## ПОРЯДОК ВЫПОЛНЕНИЯ
Ответьте на вопросы по тексту о домашнем музицировании:
1. Какие партии исполняли Федор и Николай?
2. Кого отрядили мальчишки после прибытия фортепиано и что он был обязан сделать?
3. Как называется картина Наркиза Николаевича Бунина, упомянутая в тексте, и где она хранится?

## ПРЕДЛОЖЕННЫЙ ТЕКСТ
Провожая Николая в город, вздумали петь «Прощание охотника» и другие песни Мендельсона для мужского хора, сколько помнили наизусть. Екатерина Сергеевна и Александр Порфирьевич исполняли партии теноров, Федор и Николай — басов: «А слушателей-то, что слушателей было! Чуть окна не высадили. Мы уж отворили окна-то, из предосторожности. Сначала показались в них только макушки голов, потом и целые головы, а там глядишь головы-то очутились уж в комнате, а на окнах-то локти, да груди (это значит уж очень увлеклись, слушая музыку-то, почитай в горницу влезли!). Да слушают-то не просто, а с замечаниями — это де лучше, а вот то хуже». То же самое произошло по прибытии фортепиано: «Давыдовское общество, разумеется, не преминуло выказать живейший интерес к этому продукту европейской культуры. С утра — и взрослые, и дети, — не отходили от окон, как и в прошлом году. Мальчишки отрядили караул, который зорко сторожил нас и обязан был немедленно дать знать, кому следует, что «заиграла музыка». Иллюстрацией к этим событиям с некоторой натяжкой может служить хранящаяся во Владимире картина Наркиза Николаевича Бунина «Незваные критики» (1884).

## ИСХОДНЫЕ ДАННЫЕ
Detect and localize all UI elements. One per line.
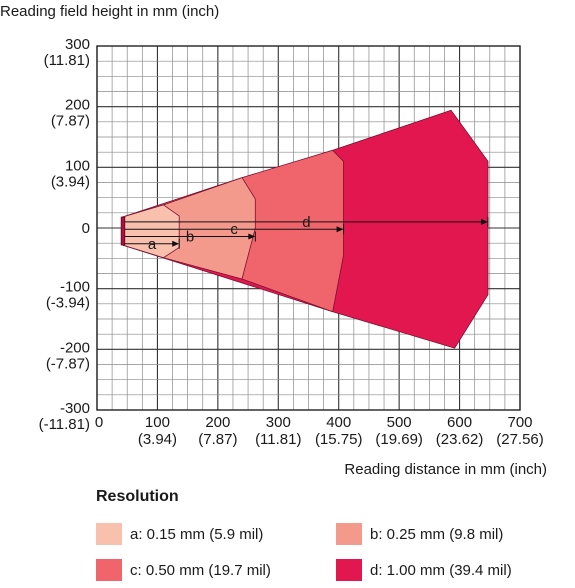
y-tick-label-inch: (-7.87) [46,355,90,372]
legend-swatch-c [96,559,122,581]
x-tick-label: 700 [507,414,532,431]
arrow-head-c [336,226,344,233]
x-tick-label: 600 [447,414,472,431]
y-tick-label: 300 [65,36,90,53]
y-tick-label: -300 [60,400,90,417]
x-tick-label: 300 [266,414,291,431]
x-tick-labels: 0 100(3.94) 200(7.87) 300(11.81) 400(15.75) 5… [95,414,544,448]
y-tick-label: 0 [82,220,90,237]
y-tick-label: 100 [65,157,90,174]
legend-label-c: c: 0.50 mm (19.7 mil) [130,561,271,579]
x-axis-title: Reading distance in mm (inch) [344,461,547,478]
legend-swatch-d [336,559,362,581]
legend-label-a: a: 0.15 mm (5.9 mil) [130,525,264,543]
reading-field-chart: Reading field height in mm (inch) a b c d 3… [0,3,547,478]
legend-item-a: a: 0.15 mm (5.9 mil) [96,523,336,545]
arrow-label-b: b [186,228,194,245]
y-tick-label-inch: (-3.94) [46,295,90,312]
x-tick-label-inch: (23.62) [436,431,484,448]
x-tick-label-inch: (15.75) [315,431,363,448]
legend-swatch-a [96,523,122,545]
x-tick-label-inch: (3.94) [138,431,177,448]
x-tick-label: 100 [145,414,170,431]
legend: Resolution a: 0.15 mm (5.9 mil) b: 0.25 … [96,488,556,588]
x-tick-label: 0 [95,414,103,431]
arrow-label-c: c [230,221,238,238]
y-axis-title: Reading field height in mm (inch) [0,3,219,20]
x-tick-label: 500 [387,414,412,431]
x-tick-label: 200 [205,414,230,431]
plot-frame [96,45,521,411]
arrow-label-d: d [302,214,310,231]
arrow-label-a: a [148,236,157,253]
y-tick-label-inch: (11.81) [44,52,90,69]
arrow-head-b [248,233,256,240]
distance-arrows: a b c d [124,214,489,253]
y-tick-labels: 300(11.81) 200(7.87) 100(3.94) 0 -100(-3.94)… [39,36,90,433]
reader-window [120,216,126,246]
x-tick-label-inch: (7.87) [198,431,237,448]
legend-swatch-b [336,523,362,545]
arrow-head-a [172,240,180,247]
x-tick-label: 400 [326,414,351,431]
y-tick-label: 200 [65,97,90,114]
legend-title: Resolution [96,488,179,505]
legend-label-b: b: 0.25 mm (9.8 mil) [370,525,504,543]
y-tick-label: -100 [60,279,90,296]
legend-item-d: d: 1.00 mm (39.4 mil) [336,559,556,581]
y-tick-label-inch: (3.94) [51,173,90,190]
y-tick-label-inch: (-11.81) [39,416,90,433]
x-tick-label-inch: (27.56) [496,431,544,448]
legend-item-b: b: 0.25 mm (9.8 mil) [336,523,556,545]
legend-label-d: d: 1.00 mm (39.4 mil) [370,561,512,579]
legend-item-c: c: 0.50 mm (19.7 mil) [96,559,336,581]
arrow-head-d [480,218,488,225]
x-tick-label-inch: (19.69) [375,431,423,448]
y-tick-label: -200 [60,339,90,356]
x-tick-label-inch: (11.81) [255,431,301,448]
y-tick-label-inch: (7.87) [51,113,90,130]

## РЕШЕНИЕ ЗАДАЧИ
1. Партии басов.
2. Караул, который должен был немедленно дать знать, кому следует, что «заиграла музыка».
3. «Незваные критики» (1884), хранится во Владимире.